##### DATA IN THIS EXERCISE
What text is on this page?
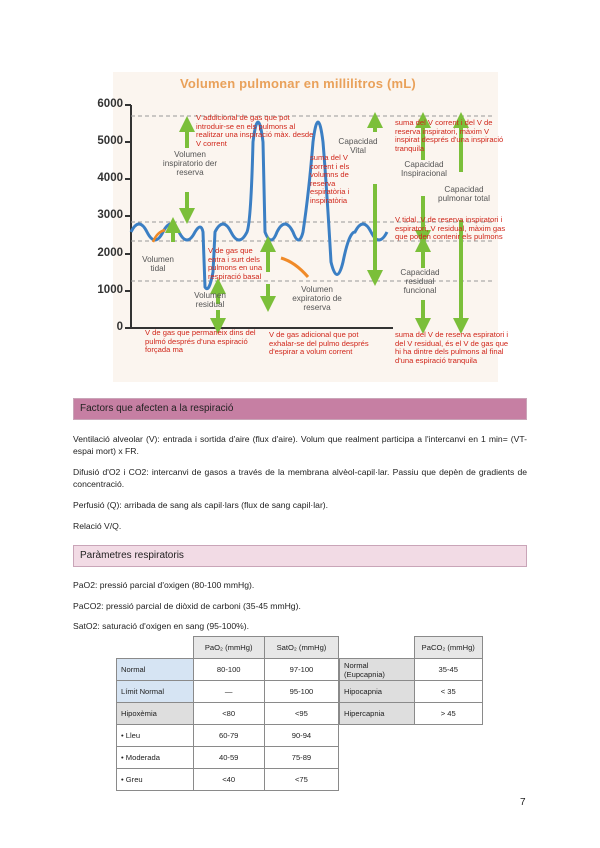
Volumen pulmonar en millilitros (mL)
6000
5000
4000
3000
2000
1000
0
Volumen inspiratorio der reserva
Volumen tidal
Volumen residual
Volumen expiratorio de reserva
Capacidad Vital
Capacidad Inspiracional
Capacidad pulmonar total
Capacidad residual funcional
V addicional de gas que pot introduir-se en els pulmons al realitzar una inspiració màx. desde V corrent
suma del V corrent i els volumns de reserva espiratòria i inspiratòria
suma del V corrent i del V de reserva inspiratori, màxim V inspirat després d'una inspiració tranquila
V tidal, V de reserva inspiratori i espiratori, V residual, màxim gas que poden contenir els pulmons
V de gas que entra i surt dels pulmons en una respiració basal
V de gas que permaneix dins del pulmó després d'una espiració forçada ma
V de gas adicional que pot exhalar-se del pulmo després d'espirar a volum corrent
suma del V de reserva espiratori i del V residual, és el V de gas que hi ha dintre dels pulmons al final d'una espiració tranquila
Factors que afecten a la respiració
Ventilació alveolar (V): entrada i sortida d'aire (flux d'aire). Volum que realment participa a l'intercanvi en 1 min= (VT-espai mort) x FR.
Difusió d'O2 i CO2: intercanvi de gasos a través de la membrana alvèol-capil·lar. Passiu que depèn de gradients de concentració.
Perfusió (Q): arribada de sang als capil·lars (flux de sang capil·lar).
Relació V/Q.
Paràmetres respiratoris
PaO2: pressió parcial d'oxigen (80-100 mmHg).
PaCO2: pressió parcial de diòxid de carboni (35-45 mmHg).
SatO2: saturació d'oxigen en sang (95-100%).
	PaO₂ (mmHg)	SatO₂ (mmHg)
Normal	80-100	97-100
Límit Normal	—	95-100
Hipoxèmia	<80	<95
• Lleu	60-79	90-94
• Moderada	40-59	75-89
• Greu	<40	<75
	PaCO₂ (mmHg)
Normal (Eupcapnia)	35-45
Hipocapnia	< 35
Hipercapnia	> 45
7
##########
■ WRITTEN TASK:
All of the lines above should be printed exactly, minus the pictures.

■ EXPECTED ANSWER:
What text is on this page?
Volumen pulmonar en millilitros (mL)
6000
5000
4000
3000
2000
1000
0
Volumen inspiratorio der reserva
Volumen tidal
Volumen residual
Volumen expiratorio de reserva
Capacidad Vital
Capacidad Inspiracional
Capacidad pulmonar total
Capacidad residual funcional
V addicional de gas que pot introduir-se en els pulmons al realitzar una inspiració màx. desde V corrent
suma del V corrent i els volumns de reserva espiratòria i inspiratòria
suma del V corrent i del V de reserva inspiratori, màxim V inspirat després d'una inspiració tranquila
V tidal, V de reserva inspiratori i espiratori, V residual, màxim gas que poden contenir els pulmons
V de gas que entra i surt dels pulmons en una respiració basal
V de gas que permaneix dins del pulmó després d'una espiració forçada ma
V de gas adicional que pot exhalar-se del pulmo després d'espirar a volum corrent
suma del V de reserva espiratori i del V residual, és el V de gas que hi ha dintre dels pulmons al final d'una espiració tranquila
Factors que afecten a la respiració
Ventilació alveolar (V): entrada i sortida d'aire (flux d'aire). Volum que realment participa a l'intercanvi en 1 min= (VT-espai mort) x FR.
Difusió d'O2 i CO2: intercanvi de gasos a través de la membrana alvèol-capil·lar. Passiu que depèn de gradients de concentració.
Perfusió (Q): arribada de sang als capil·lars (flux de sang capil·lar).
Relació V/Q.
Paràmetres respiratoris
PaO2: pressió parcial d'oxigen (80-100 mmHg).
PaCO2: pressió parcial de diòxid de carboni (35-45 mmHg).
SatO2: saturació d'oxigen en sang (95-100%).
	PaO₂ (mmHg)	SatO₂ (mmHg)
Normal	80-100	97-100
Límit Normal	—	95-100
Hipoxèmia	<80	<95
• Lleu	60-79	90-94
• Moderada	40-59	75-89
• Greu	<40	<75
	PaCO₂ (mmHg)
Normal (Eupcapnia)	35-45
Hipocapnia	< 35
Hipercapnia	> 45
7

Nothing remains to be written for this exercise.